(Lines of data)
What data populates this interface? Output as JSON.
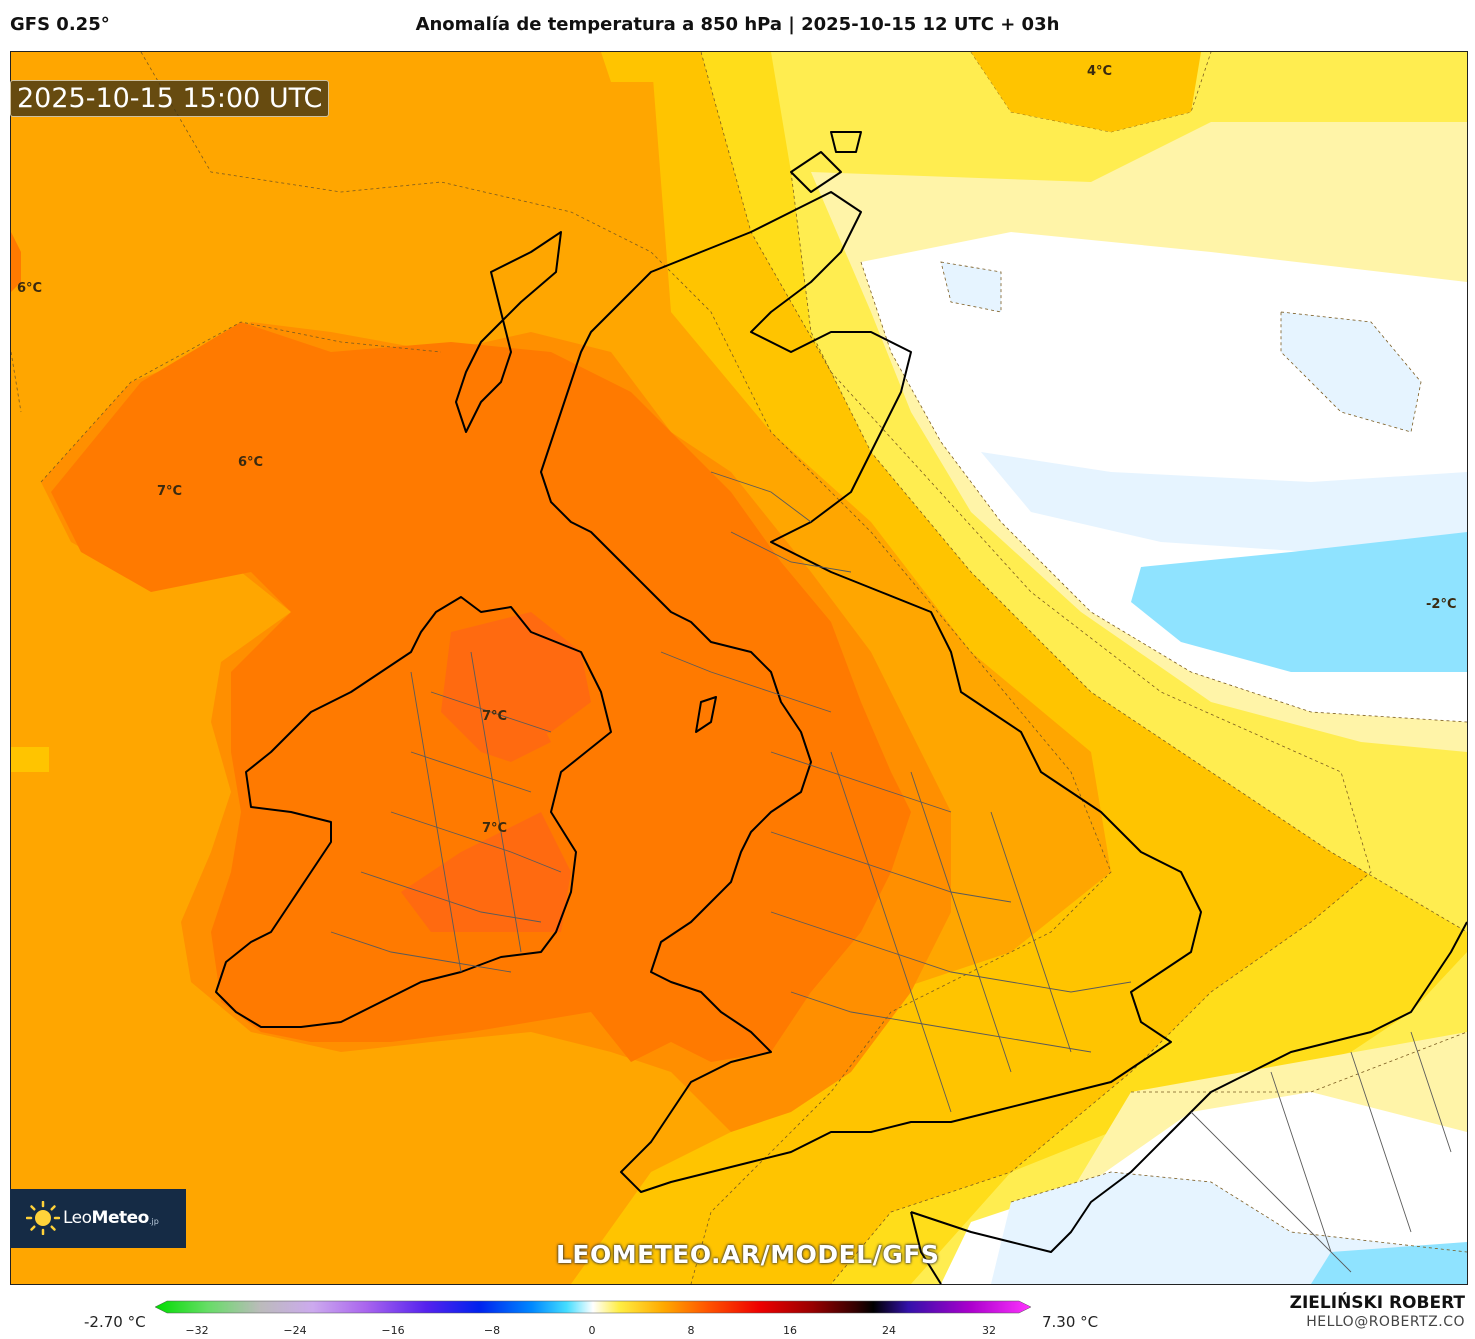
{
  "header": {
    "model": "GFS 0.25°",
    "title": "Anomalía de temperatura a 850 hPa | 2025-10-15 12 UTC + 03h"
  },
  "map": {
    "valid_time": "2025-10-15 15:00 UTC",
    "watermark": "LEOMETEO.AR/MODEL/GFS",
    "logo": {
      "name": "Leo",
      "name_bold": "Meteo",
      "suffix": ".jp"
    },
    "isotherm_labels": [
      {
        "text": "4°C"
      },
      {
        "text": "6°C"
      },
      {
        "text": "6°C"
      },
      {
        "text": "7°C"
      },
      {
        "text": "7°C"
      },
      {
        "text": "7°C"
      },
      {
        "text": "-2°C"
      }
    ]
  },
  "colorbar": {
    "min_value": "-2.70 °C",
    "max_value": "7.30 °C",
    "ticks": [
      "−32",
      "−24",
      "−16",
      "−8",
      "0",
      "8",
      "16",
      "24",
      "32"
    ]
  },
  "footer": {
    "author": "ZIELIŃSKI ROBERT",
    "email": "HELLO@ROBERTZ.CO"
  },
  "colors": {
    "anom_7": "#ff7a00",
    "anom_6": "#ff8f00",
    "anom_5": "#ffa600",
    "anom_4": "#ffc400",
    "anom_3": "#ffdd1a",
    "anom_2": "#ffed50",
    "anom_1": "#fff4a8",
    "anom_0": "#ffffff",
    "anom_m1": "#e6f4ff",
    "anom_m2": "#8fe3ff"
  }
}
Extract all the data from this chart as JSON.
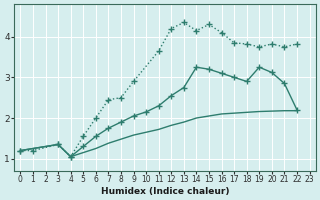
{
  "xlabel": "Humidex (Indice chaleur)",
  "bg_color": "#d6eeee",
  "grid_color": "#b8d8d8",
  "line_color": "#2e7d6e",
  "xlim": [
    -0.5,
    23.5
  ],
  "ylim": [
    0.7,
    4.8
  ],
  "xticks": [
    0,
    1,
    2,
    3,
    4,
    5,
    6,
    7,
    8,
    9,
    10,
    11,
    12,
    13,
    14,
    15,
    16,
    17,
    18,
    19,
    20,
    21,
    22,
    23
  ],
  "yticks": [
    1,
    2,
    3,
    4
  ],
  "curve1_x": [
    0,
    1,
    3,
    4,
    5,
    6,
    7,
    8,
    9,
    11,
    12,
    13,
    14,
    15,
    16,
    17,
    18,
    19,
    20,
    21,
    22
  ],
  "curve1_y": [
    1.2,
    1.2,
    1.35,
    1.05,
    1.55,
    2.0,
    2.45,
    2.5,
    2.9,
    3.65,
    4.2,
    4.35,
    4.15,
    4.3,
    4.1,
    3.85,
    3.82,
    3.75,
    3.82,
    3.75,
    3.82
  ],
  "curve2_x": [
    0,
    3,
    4,
    5,
    6,
    7,
    8,
    9,
    10,
    11,
    12,
    13,
    14,
    15,
    16,
    17,
    18,
    19,
    20,
    21,
    22
  ],
  "curve2_y": [
    1.2,
    1.35,
    1.05,
    1.3,
    1.55,
    1.75,
    1.9,
    2.05,
    2.15,
    2.3,
    2.55,
    2.75,
    3.25,
    3.2,
    3.1,
    3.0,
    2.9,
    3.25,
    3.12,
    2.85,
    2.2
  ],
  "curve3_x": [
    0,
    3,
    4,
    5,
    6,
    7,
    8,
    9,
    10,
    11,
    12,
    13,
    14,
    15,
    16,
    17,
    18,
    19,
    20,
    21,
    22
  ],
  "curve3_y": [
    1.2,
    1.35,
    1.05,
    1.15,
    1.25,
    1.38,
    1.48,
    1.58,
    1.65,
    1.72,
    1.82,
    1.9,
    2.0,
    2.05,
    2.1,
    2.12,
    2.14,
    2.16,
    2.17,
    2.18,
    2.18
  ]
}
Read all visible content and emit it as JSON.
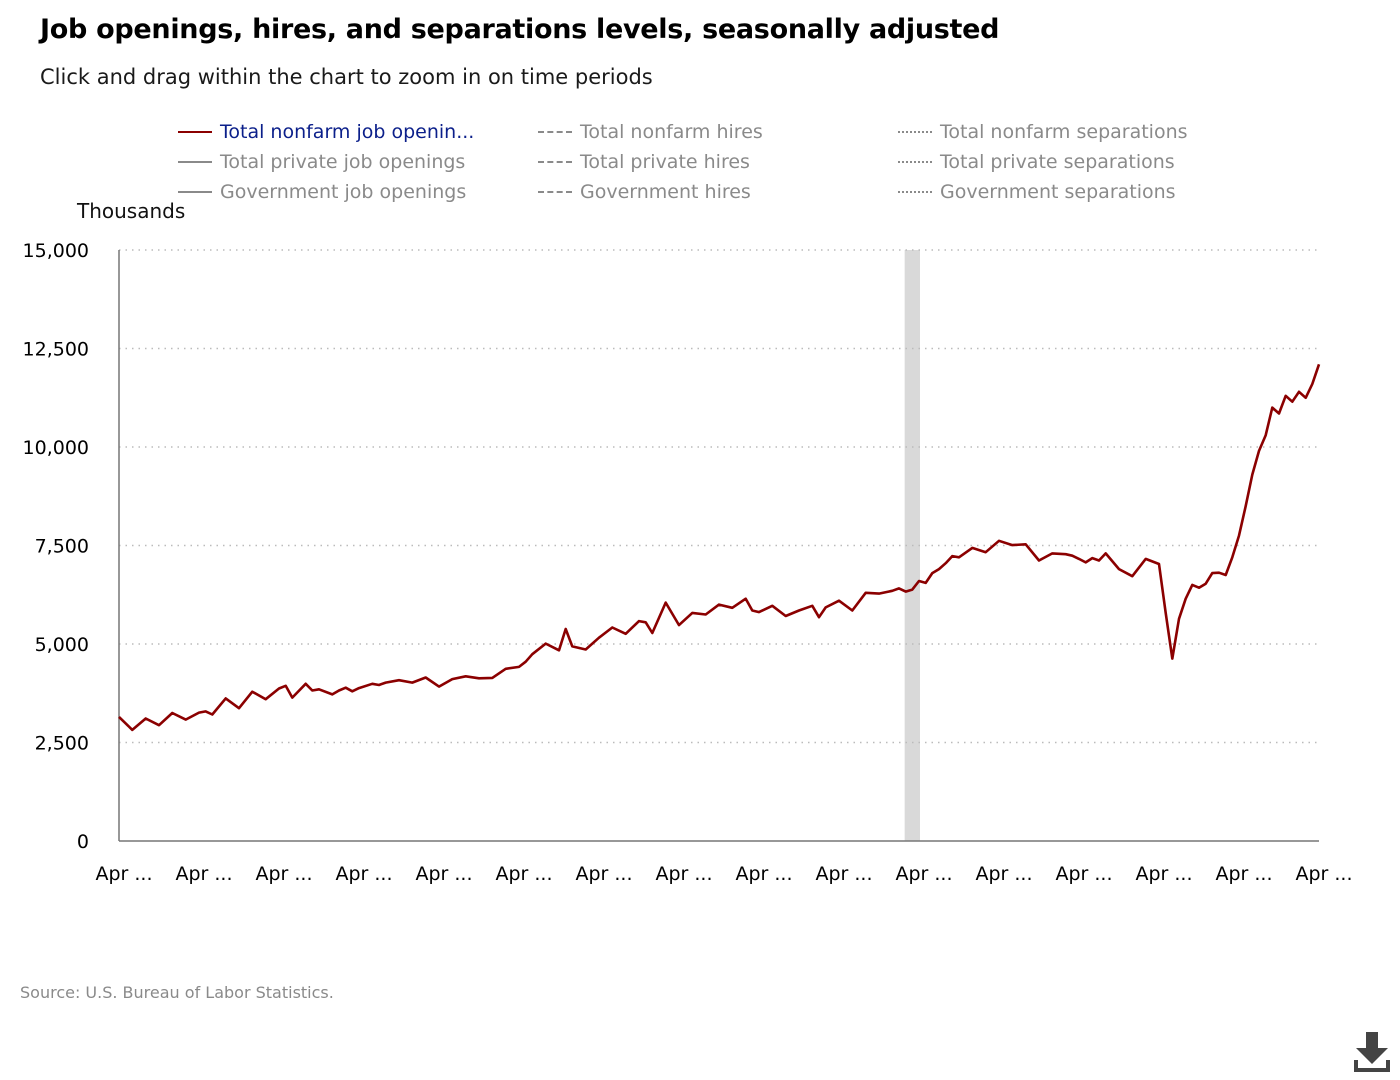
{
  "title": "Job openings, hires, and separations levels, seasonally adjusted",
  "subtitle": "Click and drag within the chart to zoom in on time periods",
  "legend": [
    {
      "label": "Total nonfarm job openin...",
      "style": "solid",
      "active": true
    },
    {
      "label": "Total nonfarm hires",
      "style": "dashed",
      "active": false
    },
    {
      "label": "Total nonfarm separations",
      "style": "dotted",
      "active": false
    },
    {
      "label": "Total private job openings",
      "style": "solid",
      "active": false
    },
    {
      "label": "Total private hires",
      "style": "dashed",
      "active": false
    },
    {
      "label": "Total private separations",
      "style": "dotted",
      "active": false
    },
    {
      "label": "Government job openings",
      "style": "solid",
      "active": false
    },
    {
      "label": "Government hires",
      "style": "dashed",
      "active": false
    },
    {
      "label": "Government separations",
      "style": "dotted",
      "active": false
    }
  ],
  "source": "Source: U.S. Bureau of Labor Statistics.",
  "colors": {
    "active_series": "#8b0000",
    "inactive": "#8a8a8a",
    "recession_band": "#d9d9d9",
    "grid": "#bbbbbb",
    "axis": "#777777"
  },
  "icons": {
    "download": "download-icon"
  },
  "chart_data": {
    "type": "line",
    "ylabel": "Thousands",
    "ylim": [
      0,
      15000
    ],
    "yticks": [
      "0",
      "2,500",
      "5,000",
      "7,500",
      "10,000",
      "12,500",
      "15,000"
    ],
    "ytick_values": [
      0,
      2500,
      5000,
      7500,
      10000,
      12500,
      15000
    ],
    "xticks": [
      "Apr ...",
      "Apr ...",
      "Apr ...",
      "Apr ...",
      "Apr ...",
      "Apr ...",
      "Apr ...",
      "Apr ...",
      "Apr ...",
      "Apr ...",
      "Apr ...",
      "Apr ...",
      "Apr ...",
      "Apr ...",
      "Apr ...",
      "Apr ..."
    ],
    "x_range": [
      0,
      180
    ],
    "grid": "horizontal dotted",
    "recession_band": [
      118,
      120
    ],
    "series": [
      {
        "name": "Total nonfarm job openin...",
        "x": [
          0,
          2,
          4,
          6,
          8,
          10,
          12,
          13,
          14,
          16,
          18,
          20,
          22,
          24,
          25,
          26,
          28,
          29,
          30,
          32,
          33,
          34,
          35,
          36,
          38,
          39,
          40,
          42,
          44,
          46,
          48,
          50,
          52,
          54,
          56,
          58,
          60,
          61,
          62,
          64,
          66,
          67,
          68,
          70,
          72,
          74,
          76,
          78,
          79,
          80,
          82,
          84,
          86,
          88,
          90,
          92,
          94,
          95,
          96,
          98,
          100,
          102,
          104,
          105,
          106,
          108,
          110,
          112,
          114,
          116,
          117,
          118,
          119,
          120,
          121,
          122,
          123,
          124,
          125,
          126,
          128,
          130,
          132,
          134,
          136,
          138,
          140,
          142,
          143,
          144,
          145,
          146,
          147,
          148,
          150,
          152,
          154,
          156,
          157,
          158,
          159,
          160,
          161,
          162,
          163,
          164,
          165,
          166,
          167,
          168,
          169,
          170,
          171,
          172,
          173,
          174,
          175,
          176,
          177,
          178,
          179,
          180
        ],
        "y": [
          3150,
          2820,
          3110,
          2940,
          3250,
          3080,
          3260,
          3290,
          3210,
          3620,
          3370,
          3790,
          3600,
          3870,
          3940,
          3640,
          3990,
          3820,
          3850,
          3720,
          3820,
          3890,
          3800,
          3880,
          3990,
          3960,
          4020,
          4080,
          4020,
          4150,
          3920,
          4110,
          4180,
          4130,
          4140,
          4370,
          4420,
          4550,
          4740,
          5010,
          4840,
          5380,
          4940,
          4860,
          5160,
          5420,
          5260,
          5580,
          5550,
          5280,
          6050,
          5480,
          5790,
          5750,
          6000,
          5920,
          6150,
          5850,
          5810,
          5970,
          5710,
          5850,
          5970,
          5680,
          5930,
          6100,
          5850,
          6300,
          6280,
          6350,
          6410,
          6330,
          6380,
          6600,
          6550,
          6800,
          6900,
          7050,
          7230,
          7200,
          7440,
          7330,
          7620,
          7510,
          7530,
          7120,
          7300,
          7280,
          7240,
          7160,
          7070,
          7180,
          7120,
          7300,
          6900,
          6720,
          7160,
          7030,
          5790,
          4630,
          5640,
          6150,
          6500,
          6430,
          6530,
          6800,
          6810,
          6750,
          7200,
          7750,
          8500,
          9300,
          9900,
          10300,
          11000,
          10850,
          11300,
          11150,
          11400,
          11250,
          11600,
          12100
        ]
      }
    ]
  }
}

## Problem
Look through the entries above; copy each line where the string "hires" appears.

## Exercise response
  "title": "Job openings, hires, and separations levels, seasonally adjusted",
      "label": "Total nonfarm hires",
      "label": "Total private hires",
      "label": "Government hires",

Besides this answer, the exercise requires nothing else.